**EXERCISE BRIEF**
The records below hold pictures; please leave those out and retype the rest exactly.

**SUPPLIED MATERIAL**
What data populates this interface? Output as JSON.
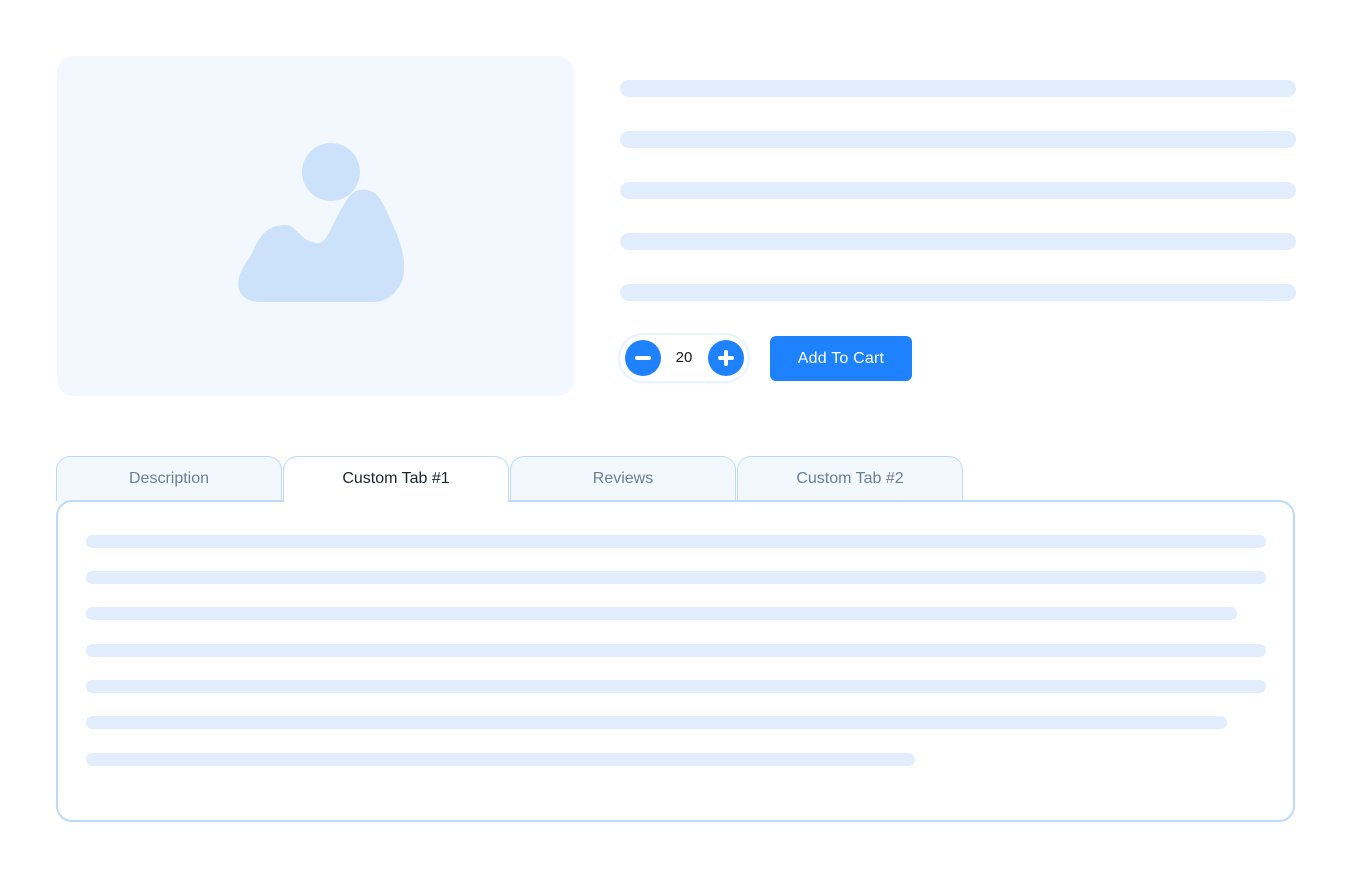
{
  "product": {
    "image_icon": "image-placeholder-icon",
    "quantity": {
      "value": "20",
      "decrement_icon": "minus-icon",
      "increment_icon": "plus-icon"
    },
    "add_to_cart_label": "Add To Cart"
  },
  "tabs": {
    "items": [
      {
        "label": "Description",
        "active": false
      },
      {
        "label": "Custom Tab #1",
        "active": true
      },
      {
        "label": "Reviews",
        "active": false
      },
      {
        "label": "Custom Tab #2",
        "active": false
      }
    ]
  },
  "colors": {
    "accent": "#1e82ff",
    "skeleton": "#e2eefd",
    "placeholder_bg": "#f3f8ff",
    "placeholder_icon": "#cce2fb",
    "border": "#bcdbfa"
  }
}
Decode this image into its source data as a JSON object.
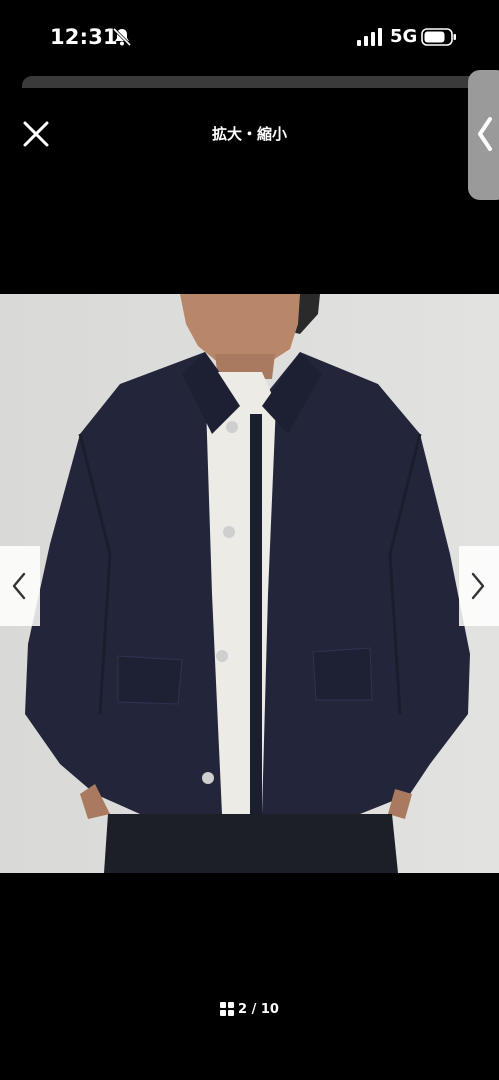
{
  "status_bar": {
    "time": "12:31",
    "network": "5G",
    "bell_icon": "bell-slash-icon",
    "signal_icon": "signal-bars-icon",
    "battery_icon": "battery-icon"
  },
  "header": {
    "title": "拡大・縮小",
    "close_icon": "close-icon"
  },
  "side_handle": {
    "icon": "chevron-left-icon"
  },
  "gallery": {
    "image_alt": "model-wearing-indigo-denim-jacket",
    "prev_icon": "chevron-left-icon",
    "next_icon": "chevron-right-icon",
    "pager_icon": "grid-icon",
    "pager_text": "2 / 10"
  },
  "colors": {
    "background": "#000000",
    "photo_background": "#dcdcdc",
    "denim": "#23263a",
    "nav_button": "#ffffff"
  }
}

**RESULT OF THE TASK**
What data populates this interface? Output as JSON.
{
  "product": {
    "image_icon": "image-placeholder-icon",
    "quantity": {
      "value": "20",
      "decrement_icon": "minus-icon",
      "increment_icon": "plus-icon"
    },
    "add_to_cart_label": "Add To Cart"
  },
  "tabs": {
    "items": [
      {
        "label": "Description",
        "active": false
      },
      {
        "label": "Custom Tab #1",
        "active": true
      },
      {
        "label": "Reviews",
        "active": false
      },
      {
        "label": "Custom Tab #2",
        "active": false
      }
    ]
  },
  "colors": {
    "accent": "#1e82ff",
    "skeleton": "#e2eefd",
    "placeholder_bg": "#f3f8ff",
    "placeholder_icon": "#cce2fb",
    "border": "#bcdbfa"
  }
}
Decode this image into its source data as a JSON object.
{
  "status_bar": {
    "time": "12:31",
    "network": "5G",
    "bell_icon": "bell-slash-icon",
    "signal_icon": "signal-bars-icon",
    "battery_icon": "battery-icon"
  },
  "header": {
    "title": "拡大・縮小",
    "close_icon": "close-icon"
  },
  "side_handle": {
    "icon": "chevron-left-icon"
  },
  "gallery": {
    "image_alt": "model-wearing-indigo-denim-jacket",
    "prev_icon": "chevron-left-icon",
    "next_icon": "chevron-right-icon",
    "pager_icon": "grid-icon",
    "pager_text": "2 / 10"
  },
  "colors": {
    "background": "#000000",
    "photo_background": "#dcdcdc",
    "denim": "#23263a",
    "nav_button": "#ffffff"
  }
}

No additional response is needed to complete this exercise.